***** DATA

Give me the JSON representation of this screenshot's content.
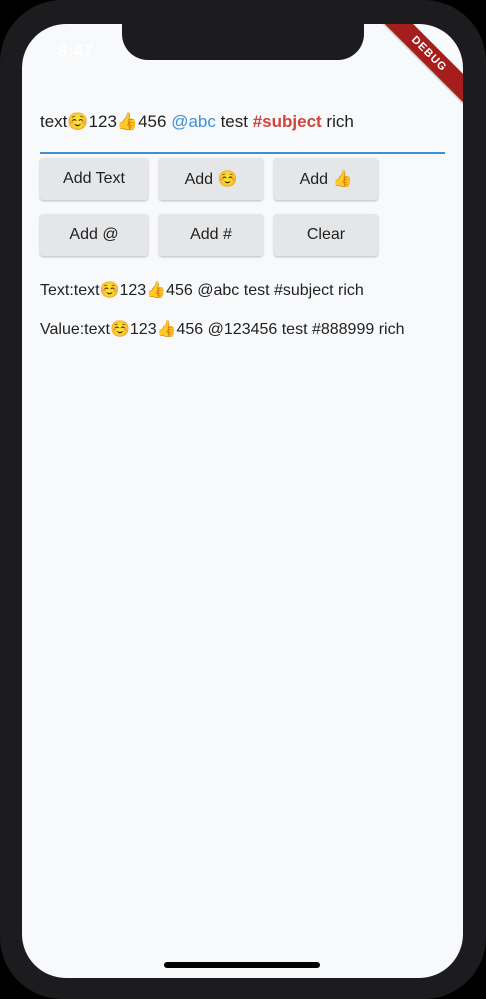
{
  "status_bar": {
    "time": "9:47"
  },
  "debug_banner": "DEBUG",
  "rich_input": {
    "prefix": "text☺️123👍456 ",
    "mention": "@abc",
    "middle": " test ",
    "subject": "#subject",
    "suffix": " rich"
  },
  "buttons": {
    "add_text": "Add Text",
    "add_emoji_smile": "Add ☺️",
    "add_emoji_thumb": "Add 👍",
    "add_at": "Add @",
    "add_hash": "Add #",
    "clear": "Clear"
  },
  "output": {
    "text_line": "Text:text☺️123👍456 @abc test #subject rich",
    "value_line": "Value:text☺️123👍456 @123456 test #888999 rich"
  },
  "colors": {
    "mention": "#3f8fd6",
    "subject": "#d0453c",
    "underline": "#3f8fd6",
    "button_bg": "#e5e6e8",
    "debug_banner": "#a51d1d"
  }
}
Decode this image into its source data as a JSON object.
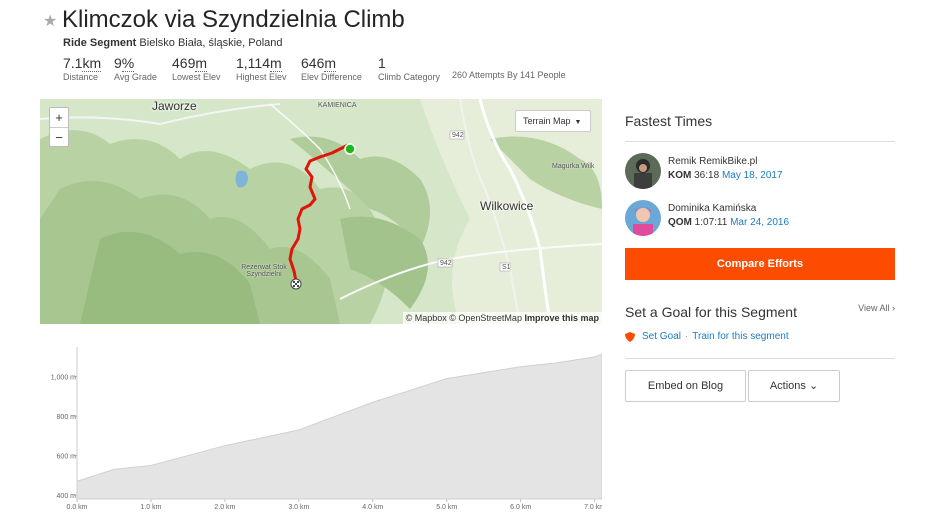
{
  "header": {
    "title": "Klimczok via Szyndzielnia Climb",
    "type_label": "Ride Segment",
    "location": "Bielsko Biała, śląskie, Poland",
    "attempts": "260 Attempts By 141 People"
  },
  "stats": [
    {
      "value": "7.1",
      "unit": "km",
      "label": "Distance"
    },
    {
      "value": "9",
      "unit": "%",
      "label": "Avg Grade"
    },
    {
      "value": "469",
      "unit": "m",
      "label": "Lowest Elev"
    },
    {
      "value": "1,114",
      "unit": "m",
      "label": "Highest Elev"
    },
    {
      "value": "646",
      "unit": "m",
      "label": "Elev Difference"
    },
    {
      "value": "1",
      "unit": "",
      "label": "Climb Category"
    }
  ],
  "map": {
    "zoom_in": "+",
    "zoom_out": "−",
    "style_button": "Terrain Map",
    "labels": {
      "jaworze": "Jaworze",
      "kamienica": "KAMIENICA",
      "wilkowice": "Wilkowice",
      "magurka": "Magurka Wilk",
      "rezerwat": "Rezerwat Stok Szyndzielni",
      "road_942a": "942",
      "road_942b": "942",
      "road_s1": "S1"
    },
    "attribution": "© Mapbox © OpenStreetMap",
    "improve": "Improve this map"
  },
  "elevation": {
    "y_ticks": [
      "1,000 m",
      "800 m",
      "600 m",
      "400 m"
    ],
    "x_ticks": [
      "0.0 km",
      "1.0 km",
      "2.0 km",
      "3.0 km",
      "4.0 km",
      "5.0 km",
      "6.0 km",
      "7.0 km"
    ],
    "profile_km": [
      0,
      0.5,
      1.0,
      1.5,
      2.0,
      2.5,
      3.0,
      3.5,
      4.0,
      4.5,
      5.0,
      5.5,
      6.0,
      6.5,
      7.0,
      7.1
    ],
    "profile_m": [
      470,
      530,
      550,
      600,
      650,
      690,
      730,
      800,
      870,
      930,
      990,
      1020,
      1050,
      1070,
      1100,
      1114
    ]
  },
  "fastest": {
    "heading": "Fastest Times",
    "leaders": [
      {
        "name": "Remik RemikBike.pl",
        "badge": "KOM",
        "time": "36:18",
        "date": "May 18, 2017"
      },
      {
        "name": "Dominika Kamińska",
        "badge": "QOM",
        "time": "1:07:11",
        "date": "Mar 24, 2016"
      }
    ],
    "compare_button": "Compare Efforts"
  },
  "goal": {
    "heading": "Set a Goal for this Segment",
    "view_all": "View All",
    "set_goal": "Set Goal",
    "separator": "·",
    "train": "Train for this segment"
  },
  "buttons": {
    "embed": "Embed on Blog",
    "actions": "Actions"
  },
  "colors": {
    "brand": "#fc4c02",
    "link": "#1b7dc0",
    "route": "#e1140a",
    "start": "#1fb71f"
  }
}
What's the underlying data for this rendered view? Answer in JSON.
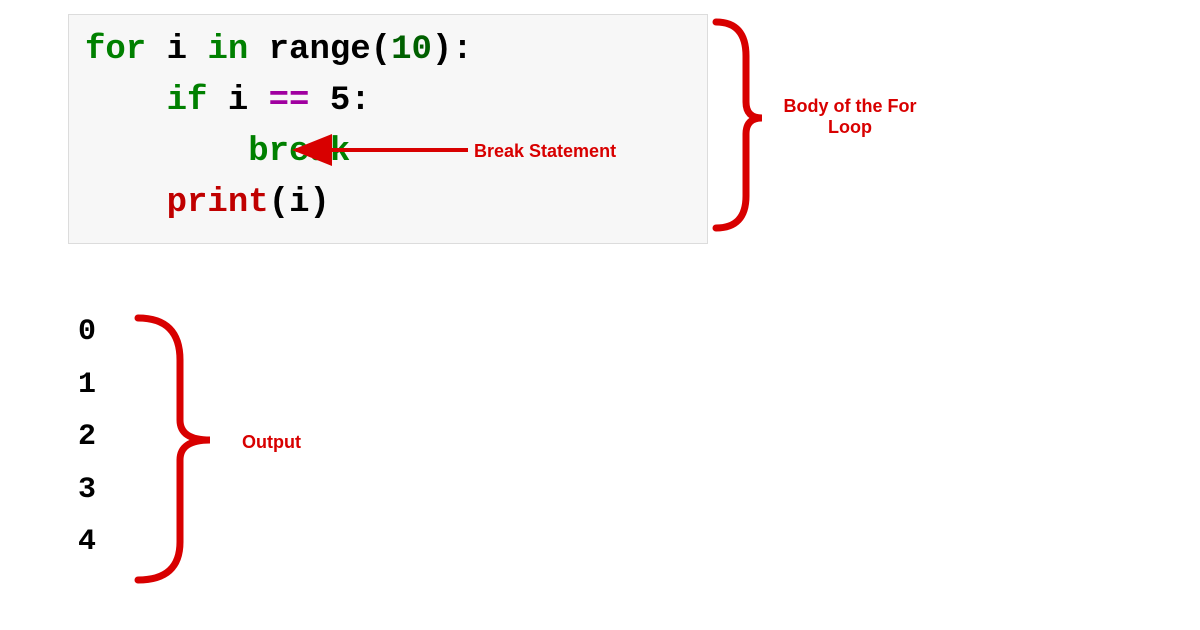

**********

(SET TASK):
Output every entry exactly as given; pictures are not part of the copy.

(REPLY TO THE EXERCISE):
Give me the JSON representation of this screenshot's content.
{
  "status_bar": {
    "time": "9:47"
  },
  "debug_banner": "DEBUG",
  "rich_input": {
    "prefix": "text☺️123👍456 ",
    "mention": "@abc",
    "middle": " test ",
    "subject": "#subject",
    "suffix": " rich"
  },
  "buttons": {
    "add_text": "Add Text",
    "add_emoji_smile": "Add ☺️",
    "add_emoji_thumb": "Add 👍",
    "add_at": "Add @",
    "add_hash": "Add #",
    "clear": "Clear"
  },
  "output": {
    "text_line": "Text:text☺️123👍456 @abc test #subject rich",
    "value_line": "Value:text☺️123👍456 @123456 test #888999 rich"
  },
  "colors": {
    "mention": "#3f8fd6",
    "subject": "#d0453c",
    "underline": "#3f8fd6",
    "button_bg": "#e5e6e8",
    "debug_banner": "#a51d1d"
  }
}
Decode this image into its source data as a JSON object.
{
  "header": {
    "title": "Klimczok via Szyndzielnia Climb",
    "type_label": "Ride Segment",
    "location": "Bielsko Biała, śląskie, Poland",
    "attempts": "260 Attempts By 141 People"
  },
  "stats": [
    {
      "value": "7.1",
      "unit": "km",
      "label": "Distance"
    },
    {
      "value": "9",
      "unit": "%",
      "label": "Avg Grade"
    },
    {
      "value": "469",
      "unit": "m",
      "label": "Lowest Elev"
    },
    {
      "value": "1,114",
      "unit": "m",
      "label": "Highest Elev"
    },
    {
      "value": "646",
      "unit": "m",
      "label": "Elev Difference"
    },
    {
      "value": "1",
      "unit": "",
      "label": "Climb Category"
    }
  ],
  "map": {
    "zoom_in": "+",
    "zoom_out": "−",
    "style_button": "Terrain Map",
    "labels": {
      "jaworze": "Jaworze",
      "kamienica": "KAMIENICA",
      "wilkowice": "Wilkowice",
      "magurka": "Magurka Wilk",
      "rezerwat": "Rezerwat Stok Szyndzielni",
      "road_942a": "942",
      "road_942b": "942",
      "road_s1": "S1"
    },
    "attribution": "© Mapbox © OpenStreetMap",
    "improve": "Improve this map"
  },
  "elevation": {
    "y_ticks": [
      "1,000 m",
      "800 m",
      "600 m",
      "400 m"
    ],
    "x_ticks": [
      "0.0 km",
      "1.0 km",
      "2.0 km",
      "3.0 km",
      "4.0 km",
      "5.0 km",
      "6.0 km",
      "7.0 km"
    ],
    "profile_km": [
      0,
      0.5,
      1.0,
      1.5,
      2.0,
      2.5,
      3.0,
      3.5,
      4.0,
      4.5,
      5.0,
      5.5,
      6.0,
      6.5,
      7.0,
      7.1
    ],
    "profile_m": [
      470,
      530,
      550,
      600,
      650,
      690,
      730,
      800,
      870,
      930,
      990,
      1020,
      1050,
      1070,
      1100,
      1114
    ]
  },
  "fastest": {
    "heading": "Fastest Times",
    "leaders": [
      {
        "name": "Remik RemikBike.pl",
        "badge": "KOM",
        "time": "36:18",
        "date": "May 18, 2017"
      },
      {
        "name": "Dominika Kamińska",
        "badge": "QOM",
        "time": "1:07:11",
        "date": "Mar 24, 2016"
      }
    ],
    "compare_button": "Compare Efforts"
  },
  "goal": {
    "heading": "Set a Goal for this Segment",
    "view_all": "View All",
    "set_goal": "Set Goal",
    "separator": "·",
    "train": "Train for this segment"
  },
  "buttons": {
    "embed": "Embed on Blog",
    "actions": "Actions"
  },
  "colors": {
    "brand": "#fc4c02",
    "link": "#1b7dc0",
    "route": "#e1140a",
    "start": "#1fb71f"
  }
}
What's the underlying data for this rendered view? Answer in JSON.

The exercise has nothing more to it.